Sort through the entries below and pull out lines containing the word "анхны".

Dataset items:

** start **

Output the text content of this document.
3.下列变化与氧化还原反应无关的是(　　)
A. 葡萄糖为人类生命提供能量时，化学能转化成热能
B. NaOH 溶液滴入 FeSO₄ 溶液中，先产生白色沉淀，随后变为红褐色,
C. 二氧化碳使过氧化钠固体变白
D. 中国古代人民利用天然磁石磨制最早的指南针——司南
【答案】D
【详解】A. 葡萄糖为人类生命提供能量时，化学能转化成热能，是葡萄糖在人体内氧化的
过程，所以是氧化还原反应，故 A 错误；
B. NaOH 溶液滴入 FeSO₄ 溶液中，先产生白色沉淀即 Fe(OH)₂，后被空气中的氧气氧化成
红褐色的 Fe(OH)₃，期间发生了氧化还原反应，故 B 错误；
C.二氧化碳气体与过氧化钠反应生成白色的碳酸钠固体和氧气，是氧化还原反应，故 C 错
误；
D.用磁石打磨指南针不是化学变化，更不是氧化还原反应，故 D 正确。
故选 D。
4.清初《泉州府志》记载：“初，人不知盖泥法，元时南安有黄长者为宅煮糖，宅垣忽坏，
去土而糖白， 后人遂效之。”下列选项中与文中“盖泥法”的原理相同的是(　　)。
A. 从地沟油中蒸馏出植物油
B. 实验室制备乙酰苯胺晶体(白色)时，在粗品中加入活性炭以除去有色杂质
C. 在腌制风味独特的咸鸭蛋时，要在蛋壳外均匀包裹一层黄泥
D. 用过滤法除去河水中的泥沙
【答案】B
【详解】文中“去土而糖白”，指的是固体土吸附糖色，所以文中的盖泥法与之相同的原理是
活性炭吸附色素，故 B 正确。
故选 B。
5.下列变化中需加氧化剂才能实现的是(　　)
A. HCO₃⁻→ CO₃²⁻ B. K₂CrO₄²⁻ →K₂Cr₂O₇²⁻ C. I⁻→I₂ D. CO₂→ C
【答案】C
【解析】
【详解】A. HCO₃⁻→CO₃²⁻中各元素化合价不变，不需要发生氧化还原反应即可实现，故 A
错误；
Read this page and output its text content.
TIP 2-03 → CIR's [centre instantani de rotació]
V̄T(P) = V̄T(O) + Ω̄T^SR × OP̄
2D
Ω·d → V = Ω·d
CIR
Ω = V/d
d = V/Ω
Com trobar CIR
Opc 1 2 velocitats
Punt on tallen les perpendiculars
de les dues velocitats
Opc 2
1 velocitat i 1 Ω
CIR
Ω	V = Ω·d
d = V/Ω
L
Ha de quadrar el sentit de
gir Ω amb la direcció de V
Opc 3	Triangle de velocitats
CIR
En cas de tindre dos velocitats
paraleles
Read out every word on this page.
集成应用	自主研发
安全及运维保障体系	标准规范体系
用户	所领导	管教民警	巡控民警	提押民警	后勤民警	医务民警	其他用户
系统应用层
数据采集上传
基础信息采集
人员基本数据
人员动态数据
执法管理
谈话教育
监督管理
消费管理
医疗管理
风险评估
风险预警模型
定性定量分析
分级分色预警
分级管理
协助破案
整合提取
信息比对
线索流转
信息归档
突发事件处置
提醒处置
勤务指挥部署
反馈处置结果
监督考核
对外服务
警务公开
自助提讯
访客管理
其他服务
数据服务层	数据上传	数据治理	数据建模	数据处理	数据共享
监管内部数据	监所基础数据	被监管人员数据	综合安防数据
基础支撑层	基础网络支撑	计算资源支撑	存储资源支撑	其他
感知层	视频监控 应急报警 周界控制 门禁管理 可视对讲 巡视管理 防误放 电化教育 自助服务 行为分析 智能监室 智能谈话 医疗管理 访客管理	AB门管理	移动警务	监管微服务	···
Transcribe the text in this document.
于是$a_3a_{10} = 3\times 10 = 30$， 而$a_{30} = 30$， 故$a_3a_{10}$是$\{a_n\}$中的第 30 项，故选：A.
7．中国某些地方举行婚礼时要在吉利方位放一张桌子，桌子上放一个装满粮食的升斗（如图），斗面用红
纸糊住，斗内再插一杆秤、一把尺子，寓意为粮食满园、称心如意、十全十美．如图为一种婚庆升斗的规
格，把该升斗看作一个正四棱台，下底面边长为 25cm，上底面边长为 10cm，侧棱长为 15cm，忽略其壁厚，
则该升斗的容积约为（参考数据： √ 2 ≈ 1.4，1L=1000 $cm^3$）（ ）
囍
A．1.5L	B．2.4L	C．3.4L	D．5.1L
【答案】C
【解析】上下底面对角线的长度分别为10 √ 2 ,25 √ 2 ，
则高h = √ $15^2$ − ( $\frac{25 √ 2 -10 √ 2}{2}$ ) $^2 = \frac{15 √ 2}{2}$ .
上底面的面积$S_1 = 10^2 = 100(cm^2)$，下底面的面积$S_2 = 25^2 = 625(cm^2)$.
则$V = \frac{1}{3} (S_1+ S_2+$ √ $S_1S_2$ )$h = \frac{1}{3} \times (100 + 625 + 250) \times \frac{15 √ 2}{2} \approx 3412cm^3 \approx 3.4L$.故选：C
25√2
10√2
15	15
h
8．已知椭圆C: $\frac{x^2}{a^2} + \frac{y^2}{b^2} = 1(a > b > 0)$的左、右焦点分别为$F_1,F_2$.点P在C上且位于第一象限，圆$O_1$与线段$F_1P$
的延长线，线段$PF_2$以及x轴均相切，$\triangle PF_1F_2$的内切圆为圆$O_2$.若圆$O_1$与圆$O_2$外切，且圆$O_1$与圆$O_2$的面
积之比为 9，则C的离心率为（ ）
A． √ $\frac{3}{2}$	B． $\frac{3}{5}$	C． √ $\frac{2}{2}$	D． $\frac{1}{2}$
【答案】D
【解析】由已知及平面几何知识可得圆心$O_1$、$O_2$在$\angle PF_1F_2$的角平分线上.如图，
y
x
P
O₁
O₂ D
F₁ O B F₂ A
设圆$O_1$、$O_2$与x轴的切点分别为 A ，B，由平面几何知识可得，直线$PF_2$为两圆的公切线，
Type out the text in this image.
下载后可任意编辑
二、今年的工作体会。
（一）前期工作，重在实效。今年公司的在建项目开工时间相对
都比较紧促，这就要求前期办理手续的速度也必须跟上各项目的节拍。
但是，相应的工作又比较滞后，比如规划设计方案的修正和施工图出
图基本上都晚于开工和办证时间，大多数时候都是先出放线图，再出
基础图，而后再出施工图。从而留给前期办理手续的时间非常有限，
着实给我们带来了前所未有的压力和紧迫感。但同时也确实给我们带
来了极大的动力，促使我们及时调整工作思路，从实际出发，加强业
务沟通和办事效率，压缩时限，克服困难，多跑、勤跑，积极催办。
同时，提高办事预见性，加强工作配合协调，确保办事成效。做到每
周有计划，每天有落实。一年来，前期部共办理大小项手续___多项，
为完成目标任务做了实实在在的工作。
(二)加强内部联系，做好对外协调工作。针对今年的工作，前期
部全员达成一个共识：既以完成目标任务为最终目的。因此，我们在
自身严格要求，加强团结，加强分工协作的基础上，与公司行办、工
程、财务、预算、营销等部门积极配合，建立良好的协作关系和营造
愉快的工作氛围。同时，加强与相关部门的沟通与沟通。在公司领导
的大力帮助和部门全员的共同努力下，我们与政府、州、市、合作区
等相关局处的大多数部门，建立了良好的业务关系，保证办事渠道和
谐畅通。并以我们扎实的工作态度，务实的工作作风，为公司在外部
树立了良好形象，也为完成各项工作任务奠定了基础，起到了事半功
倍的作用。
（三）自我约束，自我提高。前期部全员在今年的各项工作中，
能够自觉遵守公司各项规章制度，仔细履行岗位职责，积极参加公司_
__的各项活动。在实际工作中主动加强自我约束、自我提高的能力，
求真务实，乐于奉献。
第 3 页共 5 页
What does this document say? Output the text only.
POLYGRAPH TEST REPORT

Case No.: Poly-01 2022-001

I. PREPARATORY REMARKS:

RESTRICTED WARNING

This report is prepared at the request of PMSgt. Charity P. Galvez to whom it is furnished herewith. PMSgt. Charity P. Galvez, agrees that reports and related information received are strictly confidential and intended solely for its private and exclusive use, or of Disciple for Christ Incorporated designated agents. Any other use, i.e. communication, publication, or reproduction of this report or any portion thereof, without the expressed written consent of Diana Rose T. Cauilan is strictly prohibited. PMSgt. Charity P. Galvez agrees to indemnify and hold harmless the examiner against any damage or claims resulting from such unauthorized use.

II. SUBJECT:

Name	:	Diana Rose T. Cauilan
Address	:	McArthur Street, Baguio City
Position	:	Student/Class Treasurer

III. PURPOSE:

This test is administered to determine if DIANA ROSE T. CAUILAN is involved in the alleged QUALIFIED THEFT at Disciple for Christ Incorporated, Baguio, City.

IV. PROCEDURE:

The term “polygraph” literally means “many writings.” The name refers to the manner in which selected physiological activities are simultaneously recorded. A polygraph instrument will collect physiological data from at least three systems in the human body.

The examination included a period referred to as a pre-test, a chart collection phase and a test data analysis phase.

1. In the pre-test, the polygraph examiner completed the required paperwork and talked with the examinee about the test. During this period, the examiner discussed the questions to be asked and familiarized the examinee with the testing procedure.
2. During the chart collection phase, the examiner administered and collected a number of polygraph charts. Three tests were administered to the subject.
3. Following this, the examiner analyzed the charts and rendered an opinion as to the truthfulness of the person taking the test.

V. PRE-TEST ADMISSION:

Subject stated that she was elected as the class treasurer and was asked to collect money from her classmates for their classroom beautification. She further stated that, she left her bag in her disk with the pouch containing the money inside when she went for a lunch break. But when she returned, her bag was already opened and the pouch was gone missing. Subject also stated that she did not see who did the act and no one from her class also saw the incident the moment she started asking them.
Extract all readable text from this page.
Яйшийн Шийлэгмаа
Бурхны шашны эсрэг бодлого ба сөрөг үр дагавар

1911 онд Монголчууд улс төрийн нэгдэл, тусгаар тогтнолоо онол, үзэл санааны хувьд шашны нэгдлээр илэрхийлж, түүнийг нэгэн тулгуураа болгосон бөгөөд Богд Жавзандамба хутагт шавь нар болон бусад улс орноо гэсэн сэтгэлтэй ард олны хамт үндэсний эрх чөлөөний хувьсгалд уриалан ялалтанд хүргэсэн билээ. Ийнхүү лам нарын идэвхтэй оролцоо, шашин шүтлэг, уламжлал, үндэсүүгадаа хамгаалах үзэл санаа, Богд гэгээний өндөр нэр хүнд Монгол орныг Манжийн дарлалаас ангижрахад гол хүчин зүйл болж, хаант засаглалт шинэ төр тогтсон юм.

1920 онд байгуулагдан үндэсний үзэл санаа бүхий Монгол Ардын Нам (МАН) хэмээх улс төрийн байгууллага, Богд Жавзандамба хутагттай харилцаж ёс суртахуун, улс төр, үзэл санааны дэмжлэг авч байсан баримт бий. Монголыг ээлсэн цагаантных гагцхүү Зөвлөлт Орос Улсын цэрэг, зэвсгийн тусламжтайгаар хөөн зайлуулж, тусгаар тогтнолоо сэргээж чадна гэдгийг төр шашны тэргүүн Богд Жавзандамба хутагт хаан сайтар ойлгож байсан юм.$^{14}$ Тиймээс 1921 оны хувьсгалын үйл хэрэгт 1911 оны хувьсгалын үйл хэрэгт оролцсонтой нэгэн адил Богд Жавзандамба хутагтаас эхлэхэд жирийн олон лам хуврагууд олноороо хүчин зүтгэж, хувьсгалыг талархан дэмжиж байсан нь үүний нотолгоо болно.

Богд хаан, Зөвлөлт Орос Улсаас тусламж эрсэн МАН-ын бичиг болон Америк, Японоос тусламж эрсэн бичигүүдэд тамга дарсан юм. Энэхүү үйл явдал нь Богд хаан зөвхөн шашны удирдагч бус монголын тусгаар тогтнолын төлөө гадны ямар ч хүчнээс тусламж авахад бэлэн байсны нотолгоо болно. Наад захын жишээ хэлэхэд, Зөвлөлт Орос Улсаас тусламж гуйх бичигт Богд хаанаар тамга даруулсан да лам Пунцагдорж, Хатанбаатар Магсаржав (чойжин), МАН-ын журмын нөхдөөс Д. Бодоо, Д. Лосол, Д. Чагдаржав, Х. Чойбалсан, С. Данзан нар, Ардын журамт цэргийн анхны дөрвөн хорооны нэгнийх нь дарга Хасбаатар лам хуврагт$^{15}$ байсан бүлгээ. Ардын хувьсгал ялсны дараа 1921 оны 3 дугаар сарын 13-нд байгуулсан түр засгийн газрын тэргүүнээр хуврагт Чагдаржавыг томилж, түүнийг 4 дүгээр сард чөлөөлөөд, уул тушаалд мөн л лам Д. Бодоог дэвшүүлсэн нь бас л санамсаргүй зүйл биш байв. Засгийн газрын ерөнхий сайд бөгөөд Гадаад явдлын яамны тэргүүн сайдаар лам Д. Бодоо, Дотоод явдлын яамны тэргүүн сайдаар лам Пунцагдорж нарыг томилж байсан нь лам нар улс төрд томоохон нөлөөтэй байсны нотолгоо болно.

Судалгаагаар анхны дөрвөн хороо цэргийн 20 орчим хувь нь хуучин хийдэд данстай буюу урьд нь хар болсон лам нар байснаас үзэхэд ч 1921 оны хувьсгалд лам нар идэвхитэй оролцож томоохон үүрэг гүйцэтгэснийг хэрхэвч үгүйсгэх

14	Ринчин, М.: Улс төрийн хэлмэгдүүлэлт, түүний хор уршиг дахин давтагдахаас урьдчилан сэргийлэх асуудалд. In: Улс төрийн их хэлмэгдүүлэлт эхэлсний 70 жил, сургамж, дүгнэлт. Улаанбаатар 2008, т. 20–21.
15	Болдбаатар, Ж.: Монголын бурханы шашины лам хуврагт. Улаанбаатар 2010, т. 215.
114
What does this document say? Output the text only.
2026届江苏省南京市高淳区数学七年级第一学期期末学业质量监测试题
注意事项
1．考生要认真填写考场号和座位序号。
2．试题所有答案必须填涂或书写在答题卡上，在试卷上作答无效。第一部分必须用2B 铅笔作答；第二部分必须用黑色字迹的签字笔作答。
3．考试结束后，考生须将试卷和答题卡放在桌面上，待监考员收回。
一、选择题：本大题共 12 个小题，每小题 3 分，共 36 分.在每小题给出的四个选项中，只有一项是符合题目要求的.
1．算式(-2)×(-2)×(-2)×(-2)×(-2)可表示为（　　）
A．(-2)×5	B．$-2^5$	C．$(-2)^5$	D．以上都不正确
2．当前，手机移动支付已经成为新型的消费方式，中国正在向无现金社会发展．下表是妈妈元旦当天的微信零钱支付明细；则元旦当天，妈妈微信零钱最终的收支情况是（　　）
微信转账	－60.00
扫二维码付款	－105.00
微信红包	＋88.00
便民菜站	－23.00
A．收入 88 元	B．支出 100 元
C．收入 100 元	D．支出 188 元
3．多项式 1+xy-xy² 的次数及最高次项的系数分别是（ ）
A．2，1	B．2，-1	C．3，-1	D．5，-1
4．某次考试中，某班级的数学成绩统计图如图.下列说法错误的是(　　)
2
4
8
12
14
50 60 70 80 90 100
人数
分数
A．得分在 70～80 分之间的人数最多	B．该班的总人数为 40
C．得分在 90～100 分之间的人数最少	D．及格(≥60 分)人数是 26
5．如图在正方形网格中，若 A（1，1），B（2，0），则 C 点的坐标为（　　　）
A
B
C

** end **

- Reply to the exercise -
Богд хаан, Зөвлөлт Орос Улсаас тусламж эрсэн МАН-ын бичиг болон Америк, Японоос тусламж эрсэн бичигүүдэд тамга дарсан юм. Энэхүү үйл явдал нь Богд хаан зөвхөн шашны удирдагч бус монголын тусгаар тогтнолын төлөө гадны ямар ч хүчнээс тусламж авахад бэлэн байсны нотолгоо болно. Наад захын жишээ хэлэхэд, Зөвлөлт Орос Улсаас тусламж гуйх бичигт Богд хаанаар тамга даруулсан да лам Пунцагдорж, Хатанбаатар Магсаржав (чойжин), МАН-ын журмын нөхдөөс Д. Бодоо, Д. Лосол, Д. Чагдаржав, Х. Чойбалсан, С. Данзан нар, Ардын журамт цэргийн анхны дөрвөн хорооны нэгнийх нь дарга Хасбаатар лам хуврагт$^{15}$ байсан бүлгээ. Ардын хувьсгал ялсны дараа 1921 оны 3 дугаар сарын 13-нд байгуулсан түр засгийн газрын тэргүүнээр хуврагт Чагдаржавыг томилж, түүнийг 4 дүгээр сард чөлөөлөөд, уул тушаалд мөн л лам Д. Бодоог дэвшүүлсэн нь бас л санамсаргүй зүйл биш байв. Засгийн газрын ерөнхий сайд бөгөөд Гадаад явдлын яамны тэргүүн сайдаар лам Д. Бодоо, Дотоод явдлын яамны тэргүүн сайдаар лам Пунцагдорж нарыг томилж байсан нь лам нар улс төрд томоохон нөлөөтэй байсны нотолгоо болно.
Судалгаагаар анхны дөрвөн хороо цэргийн 20 орчим хувь нь хуучин хийдэд данстай буюу урьд нь хар болсон лам нар байснаас үзэхэд ч 1921 оны хувьсгалд лам нар идэвхитэй оролцож томоохон үүрэг гүйцэтгэснийг хэрхэвч үгүйсгэх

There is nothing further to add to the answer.